> _YOUR TASK_
Find and copy lines holding "turned".

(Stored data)
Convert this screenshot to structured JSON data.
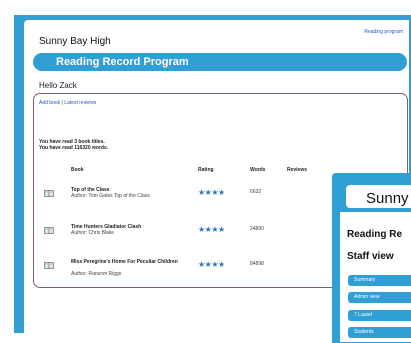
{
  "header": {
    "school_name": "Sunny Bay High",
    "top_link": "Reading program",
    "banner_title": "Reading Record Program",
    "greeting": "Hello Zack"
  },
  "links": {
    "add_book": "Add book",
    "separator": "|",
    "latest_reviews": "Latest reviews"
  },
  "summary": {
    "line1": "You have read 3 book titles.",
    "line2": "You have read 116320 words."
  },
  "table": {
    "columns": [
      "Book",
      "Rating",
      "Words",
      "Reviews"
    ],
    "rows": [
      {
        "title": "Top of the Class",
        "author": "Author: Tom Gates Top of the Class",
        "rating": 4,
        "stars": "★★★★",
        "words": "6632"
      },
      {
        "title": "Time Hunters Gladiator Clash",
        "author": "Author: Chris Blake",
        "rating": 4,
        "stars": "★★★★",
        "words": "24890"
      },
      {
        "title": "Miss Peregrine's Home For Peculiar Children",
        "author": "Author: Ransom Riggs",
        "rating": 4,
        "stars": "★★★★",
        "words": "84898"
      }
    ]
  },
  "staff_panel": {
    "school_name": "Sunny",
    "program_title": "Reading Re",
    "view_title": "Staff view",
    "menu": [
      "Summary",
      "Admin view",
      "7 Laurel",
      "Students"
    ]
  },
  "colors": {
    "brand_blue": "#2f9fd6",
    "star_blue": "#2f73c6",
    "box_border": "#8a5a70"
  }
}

==

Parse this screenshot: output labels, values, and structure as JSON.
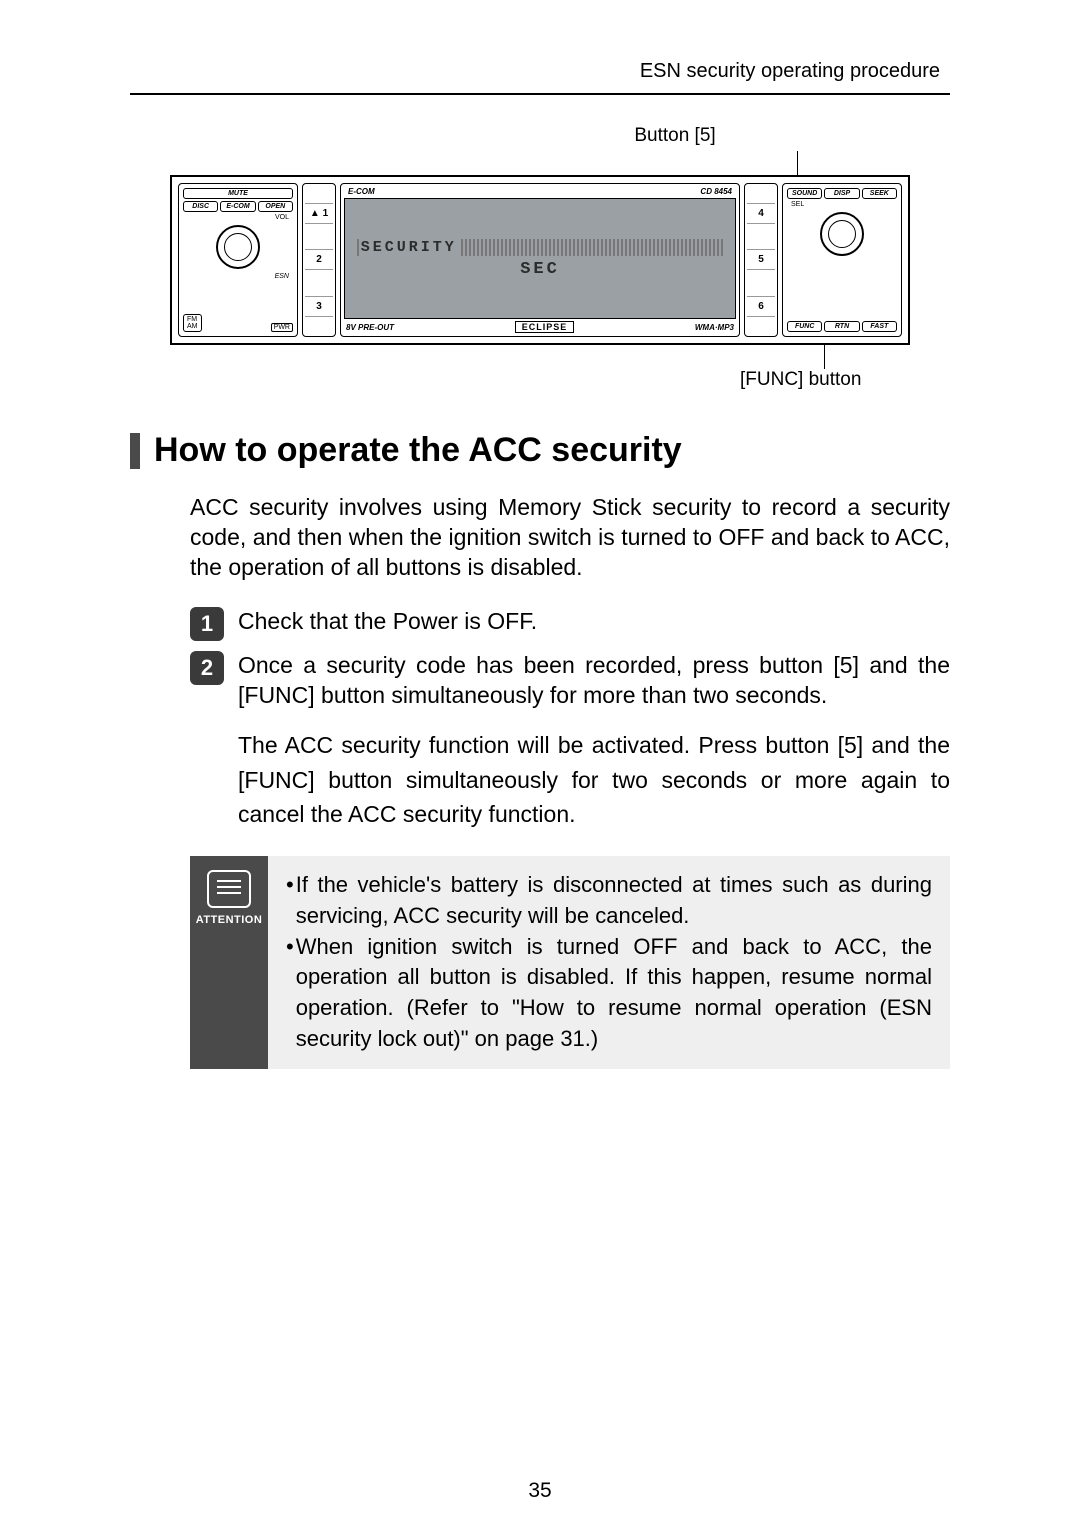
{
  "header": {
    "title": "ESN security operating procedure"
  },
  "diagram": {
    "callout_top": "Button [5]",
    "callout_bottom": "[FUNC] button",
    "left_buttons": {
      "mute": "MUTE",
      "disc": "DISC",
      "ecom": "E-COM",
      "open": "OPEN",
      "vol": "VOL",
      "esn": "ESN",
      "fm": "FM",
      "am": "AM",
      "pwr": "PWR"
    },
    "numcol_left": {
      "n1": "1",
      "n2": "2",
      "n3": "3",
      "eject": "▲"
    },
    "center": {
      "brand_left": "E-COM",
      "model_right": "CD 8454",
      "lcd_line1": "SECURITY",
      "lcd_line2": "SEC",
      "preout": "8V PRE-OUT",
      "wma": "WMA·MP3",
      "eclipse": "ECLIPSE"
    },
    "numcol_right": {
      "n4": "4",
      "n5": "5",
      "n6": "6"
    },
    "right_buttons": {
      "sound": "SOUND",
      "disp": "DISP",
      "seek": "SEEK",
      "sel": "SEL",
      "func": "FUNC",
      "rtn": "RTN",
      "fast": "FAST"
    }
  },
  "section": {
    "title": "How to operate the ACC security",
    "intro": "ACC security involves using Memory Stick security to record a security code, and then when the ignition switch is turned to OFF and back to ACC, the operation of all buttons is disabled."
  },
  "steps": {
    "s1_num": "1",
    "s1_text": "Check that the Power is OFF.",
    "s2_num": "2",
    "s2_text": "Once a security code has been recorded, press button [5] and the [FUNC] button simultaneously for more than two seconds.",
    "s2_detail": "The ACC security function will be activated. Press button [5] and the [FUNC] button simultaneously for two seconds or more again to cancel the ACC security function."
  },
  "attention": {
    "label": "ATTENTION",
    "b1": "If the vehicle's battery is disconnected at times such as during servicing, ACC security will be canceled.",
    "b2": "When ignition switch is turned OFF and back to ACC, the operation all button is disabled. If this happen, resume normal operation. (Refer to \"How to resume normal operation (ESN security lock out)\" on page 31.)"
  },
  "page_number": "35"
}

> _THE RESULT_
    "intro": "ACC security involves using Memory Stick security to record a security code, and then when the ignition switch is turned to OFF and back to ACC, the operation of all buttons is disabled."
    "b2": "When ignition switch is turned OFF and back to ACC, the operation all button is disabled. If this happen, resume normal operation. (Refer to \"How to resume normal operation (ESN security lock out)\" on page 31.)"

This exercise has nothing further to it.